To do —
Could you repeat the records below exactly, leaving out any pictures?

┏━━

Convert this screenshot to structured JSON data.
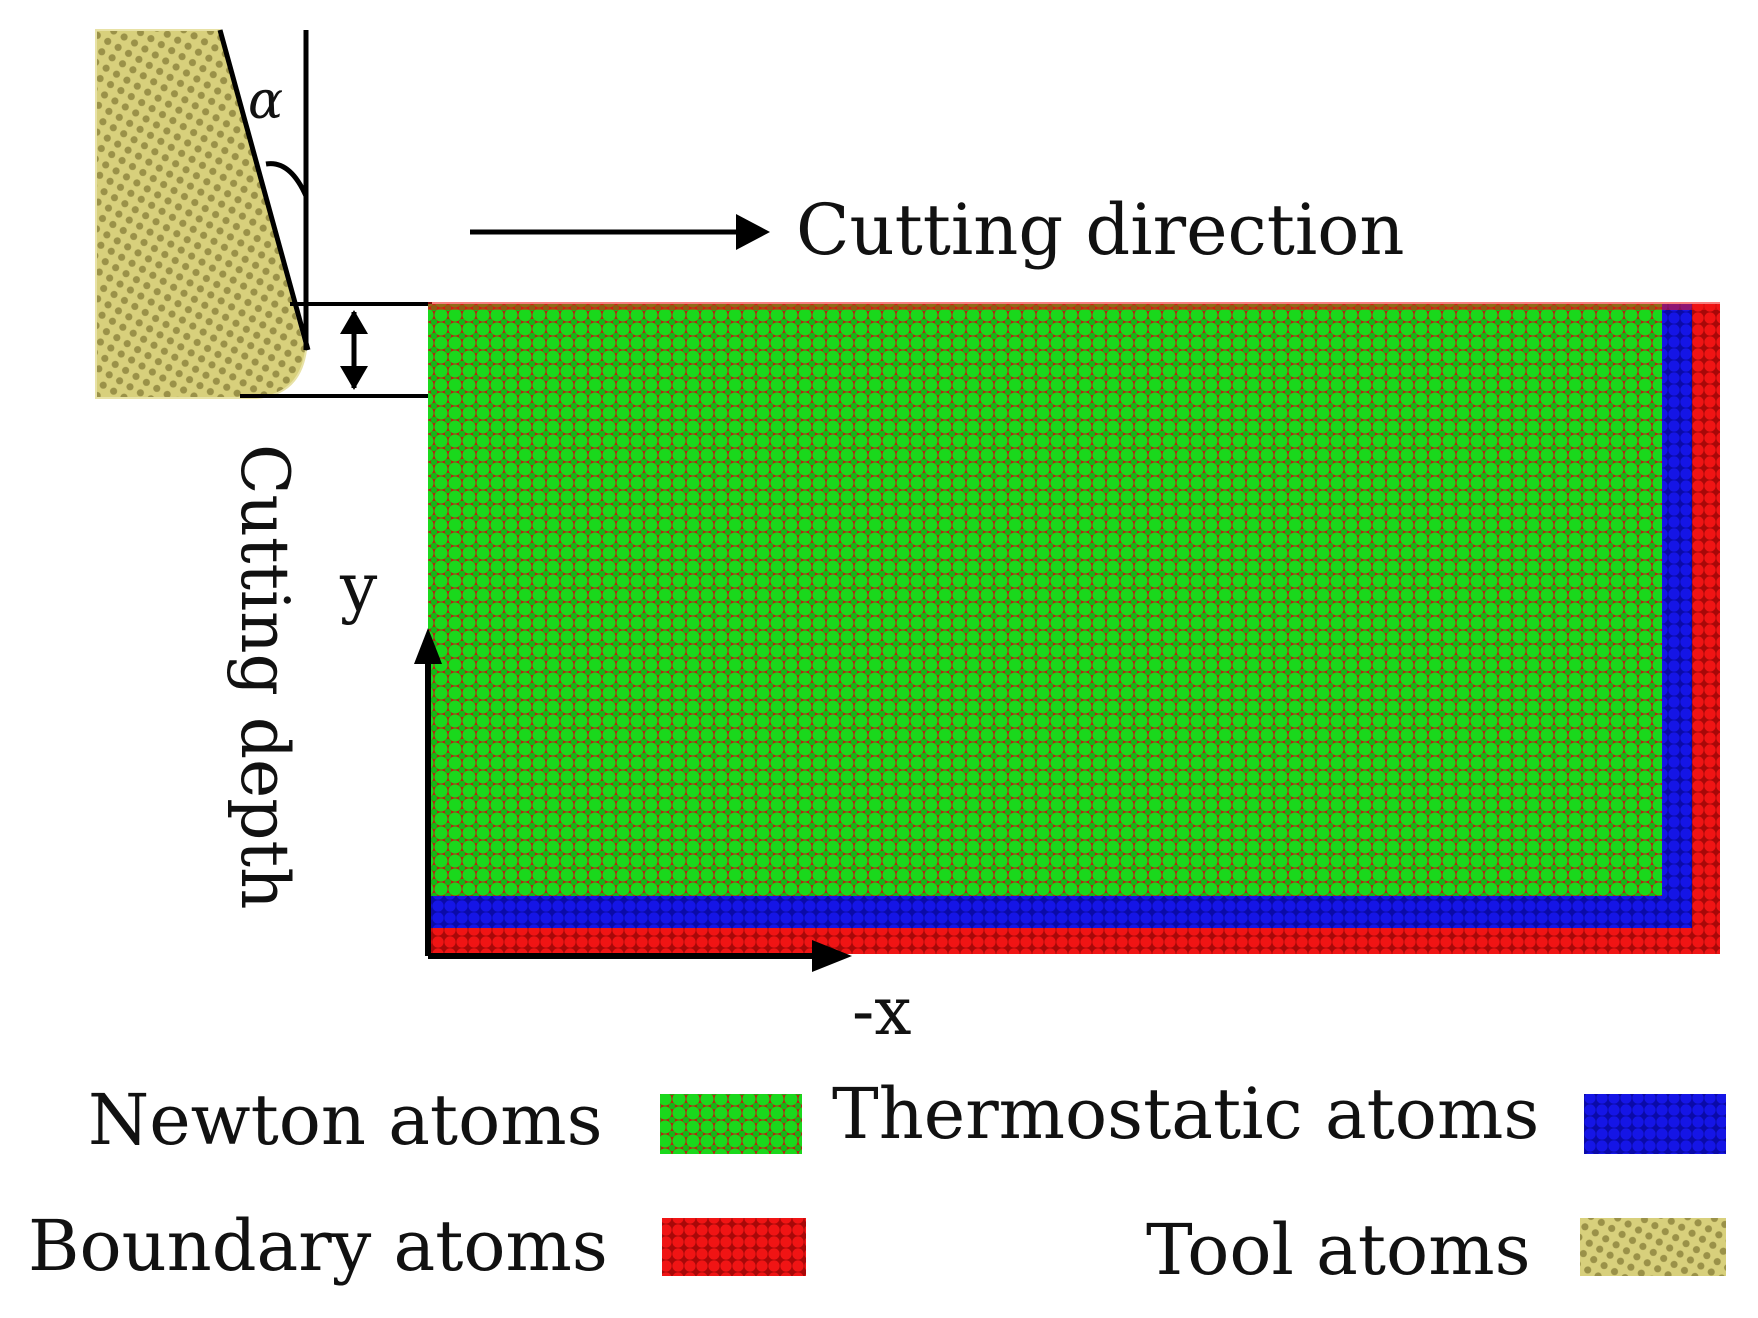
{
  "diagram": {
    "tool_angle_symbol": "α",
    "cutting_direction_label": "Cutting direction",
    "cutting_depth_label": "Cutting depth",
    "axis_y_label": "y",
    "axis_x_label": "-x"
  },
  "legend": {
    "newton": "Newton atoms",
    "thermostatic": "Thermostatic atoms",
    "boundary": "Boundary atoms",
    "tool": "Tool atoms"
  },
  "colors": {
    "newton_green": "#16d81a",
    "newton_dot": "#e01010",
    "thermostatic_blue": "#1010e0",
    "boundary_red": "#f01010",
    "tool_khaki": "#d6cf7a",
    "tool_dot": "#8c8340"
  }
}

┗━━

Result of this exercise —
Convert this screenshot to structured JSON data.
{
  "diagram": {
    "tool_angle_symbol": "α",
    "cutting_direction_label": "Cutting direction",
    "cutting_depth_label": "Cutting depth",
    "axis_y_label": "y",
    "axis_x_label": "-x"
  },
  "legend": {
    "newton": "Newton atoms",
    "thermostatic": "Thermostatic atoms",
    "boundary": "Boundary atoms",
    "tool": "Tool atoms"
  },
  "colors": {
    "newton_green": "#16d81a",
    "newton_dot": "#e01010",
    "thermostatic_blue": "#1010e0",
    "boundary_red": "#f01010",
    "tool_khaki": "#d6cf7a",
    "tool_dot": "#8c8340"
  }
}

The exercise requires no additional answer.